*Exercise instructions*. Below is a block of records; repeat each one exactly.

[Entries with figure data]
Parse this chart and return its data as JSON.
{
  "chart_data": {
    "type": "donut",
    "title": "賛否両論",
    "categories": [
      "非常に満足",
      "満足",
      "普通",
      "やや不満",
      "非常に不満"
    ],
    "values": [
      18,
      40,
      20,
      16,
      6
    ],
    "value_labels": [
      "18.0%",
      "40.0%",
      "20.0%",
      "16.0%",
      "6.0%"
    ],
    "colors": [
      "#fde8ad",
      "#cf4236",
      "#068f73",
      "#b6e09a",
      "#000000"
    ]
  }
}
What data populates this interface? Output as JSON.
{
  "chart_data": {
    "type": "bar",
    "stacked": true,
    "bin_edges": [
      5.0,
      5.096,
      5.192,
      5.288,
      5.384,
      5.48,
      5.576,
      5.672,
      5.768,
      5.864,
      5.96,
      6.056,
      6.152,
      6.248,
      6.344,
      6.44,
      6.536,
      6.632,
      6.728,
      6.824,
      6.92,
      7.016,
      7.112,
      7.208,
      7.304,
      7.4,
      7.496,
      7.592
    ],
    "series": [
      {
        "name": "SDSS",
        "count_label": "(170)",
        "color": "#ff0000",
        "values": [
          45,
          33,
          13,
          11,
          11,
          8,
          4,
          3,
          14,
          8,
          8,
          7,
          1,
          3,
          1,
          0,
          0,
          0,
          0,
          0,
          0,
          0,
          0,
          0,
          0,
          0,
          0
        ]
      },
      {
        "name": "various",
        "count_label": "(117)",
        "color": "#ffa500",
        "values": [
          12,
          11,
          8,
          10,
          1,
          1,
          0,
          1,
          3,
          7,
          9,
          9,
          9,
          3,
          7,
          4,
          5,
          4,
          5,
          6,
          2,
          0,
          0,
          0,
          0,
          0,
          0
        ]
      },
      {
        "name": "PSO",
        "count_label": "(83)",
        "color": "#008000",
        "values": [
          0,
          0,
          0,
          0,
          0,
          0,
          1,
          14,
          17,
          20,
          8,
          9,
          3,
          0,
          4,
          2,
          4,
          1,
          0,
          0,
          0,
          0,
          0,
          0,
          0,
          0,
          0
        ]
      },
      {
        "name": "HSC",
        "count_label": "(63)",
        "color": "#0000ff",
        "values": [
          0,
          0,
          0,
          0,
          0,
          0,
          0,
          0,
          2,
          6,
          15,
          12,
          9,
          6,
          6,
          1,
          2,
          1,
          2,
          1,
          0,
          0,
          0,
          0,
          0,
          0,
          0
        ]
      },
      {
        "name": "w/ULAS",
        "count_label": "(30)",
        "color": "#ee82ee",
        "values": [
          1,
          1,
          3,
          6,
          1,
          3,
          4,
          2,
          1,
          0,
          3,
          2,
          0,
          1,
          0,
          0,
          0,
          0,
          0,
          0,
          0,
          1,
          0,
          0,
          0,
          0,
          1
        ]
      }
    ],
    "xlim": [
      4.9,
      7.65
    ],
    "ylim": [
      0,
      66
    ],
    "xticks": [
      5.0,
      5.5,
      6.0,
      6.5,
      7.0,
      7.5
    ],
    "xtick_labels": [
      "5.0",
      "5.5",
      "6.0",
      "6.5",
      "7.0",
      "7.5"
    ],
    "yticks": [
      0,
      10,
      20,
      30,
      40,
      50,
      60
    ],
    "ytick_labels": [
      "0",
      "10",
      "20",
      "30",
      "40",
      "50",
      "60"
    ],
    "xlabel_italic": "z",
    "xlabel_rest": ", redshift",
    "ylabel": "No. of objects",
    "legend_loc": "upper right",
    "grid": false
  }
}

*Right answer*.
Parse this chart and return its data as JSON.
{
  "chart_data": {
    "type": "donut",
    "title": "賛否両論",
    "categories": [
      "非常に満足",
      "満足",
      "普通",
      "やや不満",
      "非常に不満"
    ],
    "values": [
      18,
      40,
      20,
      16,
      6
    ],
    "value_labels": [
      "18.0%",
      "40.0%",
      "20.0%",
      "16.0%",
      "6.0%"
    ],
    "colors": [
      "#fde8ad",
      "#cf4236",
      "#068f73",
      "#b6e09a",
      "#000000"
    ]
  }
}
What data populates this interface? Output as JSON.
{
  "chart_data": {
    "type": "bar",
    "stacked": true,
    "bin_edges": [
      5.0,
      5.096,
      5.192,
      5.288,
      5.384,
      5.48,
      5.576,
      5.672,
      5.768,
      5.864,
      5.96,
      6.056,
      6.152,
      6.248,
      6.344,
      6.44,
      6.536,
      6.632,
      6.728,
      6.824,
      6.92,
      7.016,
      7.112,
      7.208,
      7.304,
      7.4,
      7.496,
      7.592
    ],
    "series": [
      {
        "name": "SDSS",
        "count_label": "(170)",
        "color": "#ff0000",
        "values": [
          45,
          33,
          13,
          11,
          11,
          8,
          4,
          3,
          14,
          8,
          8,
          7,
          1,
          3,
          1,
          0,
          0,
          0,
          0,
          0,
          0,
          0,
          0,
          0,
          0,
          0,
          0
        ]
      },
      {
        "name": "various",
        "count_label": "(117)",
        "color": "#ffa500",
        "values": [
          12,
          11,
          8,
          10,
          1,
          1,
          0,
          1,
          3,
          7,
          9,
          9,
          9,
          3,
          7,
          4,
          5,
          4,
          5,
          6,
          2,
          0,
          0,
          0,
          0,
          0,
          0
        ]
      },
      {
        "name": "PSO",
        "count_label": "(83)",
        "color": "#008000",
        "values": [
          0,
          0,
          0,
          0,
          0,
          0,
          1,
          14,
          17,
          20,
          8,
          9,
          3,
          0,
          4,
          2,
          4,
          1,
          0,
          0,
          0,
          0,
          0,
          0,
          0,
          0,
          0
        ]
      },
      {
        "name": "HSC",
        "count_label": "(63)",
        "color": "#0000ff",
        "values": [
          0,
          0,
          0,
          0,
          0,
          0,
          0,
          0,
          2,
          6,
          15,
          12,
          9,
          6,
          6,
          1,
          2,
          1,
          2,
          1,
          0,
          0,
          0,
          0,
          0,
          0,
          0
        ]
      },
      {
        "name": "w/ULAS",
        "count_label": "(30)",
        "color": "#ee82ee",
        "values": [
          1,
          1,
          3,
          6,
          1,
          3,
          4,
          2,
          1,
          0,
          3,
          2,
          0,
          1,
          0,
          0,
          0,
          0,
          0,
          0,
          0,
          1,
          0,
          0,
          0,
          0,
          1
        ]
      }
    ],
    "xlim": [
      4.9,
      7.65
    ],
    "ylim": [
      0,
      66
    ],
    "xticks": [
      5.0,
      5.5,
      6.0,
      6.5,
      7.0,
      7.5
    ],
    "xtick_labels": [
      "5.0",
      "5.5",
      "6.0",
      "6.5",
      "7.0",
      "7.5"
    ],
    "yticks": [
      0,
      10,
      20,
      30,
      40,
      50,
      60
    ],
    "ytick_labels": [
      "0",
      "10",
      "20",
      "30",
      "40",
      "50",
      "60"
    ],
    "xlabel_italic": "z",
    "xlabel_rest": ", redshift",
    "ylabel": "No. of objects",
    "legend_loc": "upper right",
    "grid": false
  }
}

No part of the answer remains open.